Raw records

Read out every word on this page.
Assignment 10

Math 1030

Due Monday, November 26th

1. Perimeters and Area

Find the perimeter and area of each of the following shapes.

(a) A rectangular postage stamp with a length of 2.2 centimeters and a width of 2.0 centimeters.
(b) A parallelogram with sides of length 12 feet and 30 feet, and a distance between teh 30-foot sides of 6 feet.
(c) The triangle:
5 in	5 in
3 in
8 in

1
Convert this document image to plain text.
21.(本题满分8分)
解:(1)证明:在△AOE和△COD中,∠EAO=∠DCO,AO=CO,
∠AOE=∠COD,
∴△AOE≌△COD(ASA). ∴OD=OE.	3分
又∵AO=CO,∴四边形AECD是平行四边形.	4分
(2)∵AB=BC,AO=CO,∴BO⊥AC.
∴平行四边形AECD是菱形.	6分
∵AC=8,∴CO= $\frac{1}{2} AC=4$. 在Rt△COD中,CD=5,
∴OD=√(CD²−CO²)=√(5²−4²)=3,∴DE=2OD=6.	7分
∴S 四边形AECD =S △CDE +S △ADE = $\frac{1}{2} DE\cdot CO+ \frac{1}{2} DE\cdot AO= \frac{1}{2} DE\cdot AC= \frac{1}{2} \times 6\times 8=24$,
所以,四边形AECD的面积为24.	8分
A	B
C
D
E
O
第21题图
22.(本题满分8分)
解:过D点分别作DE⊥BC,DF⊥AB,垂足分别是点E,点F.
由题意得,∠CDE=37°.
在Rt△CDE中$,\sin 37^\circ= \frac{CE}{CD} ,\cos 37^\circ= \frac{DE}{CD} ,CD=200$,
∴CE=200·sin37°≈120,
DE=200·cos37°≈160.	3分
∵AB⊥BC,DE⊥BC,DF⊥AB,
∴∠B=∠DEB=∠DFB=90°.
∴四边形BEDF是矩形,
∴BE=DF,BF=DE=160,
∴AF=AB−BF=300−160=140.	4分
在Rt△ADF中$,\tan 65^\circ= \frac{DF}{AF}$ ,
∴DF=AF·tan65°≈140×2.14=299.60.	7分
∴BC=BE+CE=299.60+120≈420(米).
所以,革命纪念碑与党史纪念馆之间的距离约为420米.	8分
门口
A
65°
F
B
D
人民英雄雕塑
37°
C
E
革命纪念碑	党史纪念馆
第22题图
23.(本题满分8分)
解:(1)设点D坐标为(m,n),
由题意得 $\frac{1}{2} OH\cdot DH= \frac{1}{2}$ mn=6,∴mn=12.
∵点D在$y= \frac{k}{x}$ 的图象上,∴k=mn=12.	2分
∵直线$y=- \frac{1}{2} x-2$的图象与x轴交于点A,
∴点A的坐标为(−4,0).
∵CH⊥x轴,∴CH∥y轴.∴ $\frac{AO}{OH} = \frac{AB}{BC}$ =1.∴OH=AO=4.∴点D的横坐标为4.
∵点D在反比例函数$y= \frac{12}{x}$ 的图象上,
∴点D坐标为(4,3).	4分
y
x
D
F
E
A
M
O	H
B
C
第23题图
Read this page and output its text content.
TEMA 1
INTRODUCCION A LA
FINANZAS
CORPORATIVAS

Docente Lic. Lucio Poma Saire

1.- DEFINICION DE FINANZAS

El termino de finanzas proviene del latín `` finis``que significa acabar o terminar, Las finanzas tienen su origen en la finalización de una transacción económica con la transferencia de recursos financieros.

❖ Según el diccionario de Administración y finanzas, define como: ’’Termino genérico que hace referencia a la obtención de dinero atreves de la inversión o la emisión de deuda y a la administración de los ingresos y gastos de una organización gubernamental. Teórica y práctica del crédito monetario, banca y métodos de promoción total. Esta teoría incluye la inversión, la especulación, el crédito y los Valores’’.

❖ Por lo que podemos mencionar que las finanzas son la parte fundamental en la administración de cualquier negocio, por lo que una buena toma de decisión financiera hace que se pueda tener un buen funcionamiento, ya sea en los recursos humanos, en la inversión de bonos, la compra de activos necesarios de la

**JOB**
Please restate the whole listing word for word.

**FULL OUTPUT**
Read out every word on this page.
Assignment 10

Math 1030

Due Monday, November 26th

1. Perimeters and Area

Find the perimeter and area of each of the following shapes.

(a) A rectangular postage stamp with a length of 2.2 centimeters and a width of 2.0 centimeters.
(b) A parallelogram with sides of length 12 feet and 30 feet, and a distance between teh 30-foot sides of 6 feet.
(c) The triangle:
5 in	5 in
3 in
8 in

1
Convert this document image to plain text.
21.(本题满分8分)
解:(1)证明:在△AOE和△COD中,∠EAO=∠DCO,AO=CO,
∠AOE=∠COD,
∴△AOE≌△COD(ASA). ∴OD=OE.	3分
又∵AO=CO,∴四边形AECD是平行四边形.	4分
(2)∵AB=BC,AO=CO,∴BO⊥AC.
∴平行四边形AECD是菱形.	6分
∵AC=8,∴CO= $\frac{1}{2} AC=4$. 在Rt△COD中,CD=5,
∴OD=√(CD²−CO²)=√(5²−4²)=3,∴DE=2OD=6.	7分
∴S 四边形AECD =S △CDE +S △ADE = $\frac{1}{2} DE\cdot CO+ \frac{1}{2} DE\cdot AO= \frac{1}{2} DE\cdot AC= \frac{1}{2} \times 6\times 8=24$,
所以,四边形AECD的面积为24.	8分
A	B
C
D
E
O
第21题图
22.(本题满分8分)
解:过D点分别作DE⊥BC,DF⊥AB,垂足分别是点E,点F.
由题意得,∠CDE=37°.
在Rt△CDE中$,\sin 37^\circ= \frac{CE}{CD} ,\cos 37^\circ= \frac{DE}{CD} ,CD=200$,
∴CE=200·sin37°≈120,
DE=200·cos37°≈160.	3分
∵AB⊥BC,DE⊥BC,DF⊥AB,
∴∠B=∠DEB=∠DFB=90°.
∴四边形BEDF是矩形,
∴BE=DF,BF=DE=160,
∴AF=AB−BF=300−160=140.	4分
在Rt△ADF中$,\tan 65^\circ= \frac{DF}{AF}$ ,
∴DF=AF·tan65°≈140×2.14=299.60.	7分
∴BC=BE+CE=299.60+120≈420(米).
所以,革命纪念碑与党史纪念馆之间的距离约为420米.	8分
门口
A
65°
F
B
D
人民英雄雕塑
37°
C
E
革命纪念碑	党史纪念馆
第22题图
23.(本题满分8分)
解:(1)设点D坐标为(m,n),
由题意得 $\frac{1}{2} OH\cdot DH= \frac{1}{2}$ mn=6,∴mn=12.
∵点D在$y= \frac{k}{x}$ 的图象上,∴k=mn=12.	2分
∵直线$y=- \frac{1}{2} x-2$的图象与x轴交于点A,
∴点A的坐标为(−4,0).
∵CH⊥x轴,∴CH∥y轴.∴ $\frac{AO}{OH} = \frac{AB}{BC}$ =1.∴OH=AO=4.∴点D的横坐标为4.
∵点D在反比例函数$y= \frac{12}{x}$ 的图象上,
∴点D坐标为(4,3).	4分
y
x
D
F
E
A
M
O	H
B
C
第23题图
Read this page and output its text content.
TEMA 1
INTRODUCCION A LA
FINANZAS
CORPORATIVAS

Docente Lic. Lucio Poma Saire

1.- DEFINICION DE FINANZAS

El termino de finanzas proviene del latín `` finis``que significa acabar o terminar, Las finanzas tienen su origen en la finalización de una transacción económica con la transferencia de recursos financieros.

❖ Según el diccionario de Administración y finanzas, define como: ’’Termino genérico que hace referencia a la obtención de dinero atreves de la inversión o la emisión de deuda y a la administración de los ingresos y gastos de una organización gubernamental. Teórica y práctica del crédito monetario, banca y métodos de promoción total. Esta teoría incluye la inversión, la especulación, el crédito y los Valores’’.

❖ Por lo que podemos mencionar que las finanzas son la parte fundamental en la administración de cualquier negocio, por lo que una buena toma de decisión financiera hace que se pueda tener un buen funcionamiento, ya sea en los recursos humanos, en la inversión de bonos, la compra de activos necesarios de la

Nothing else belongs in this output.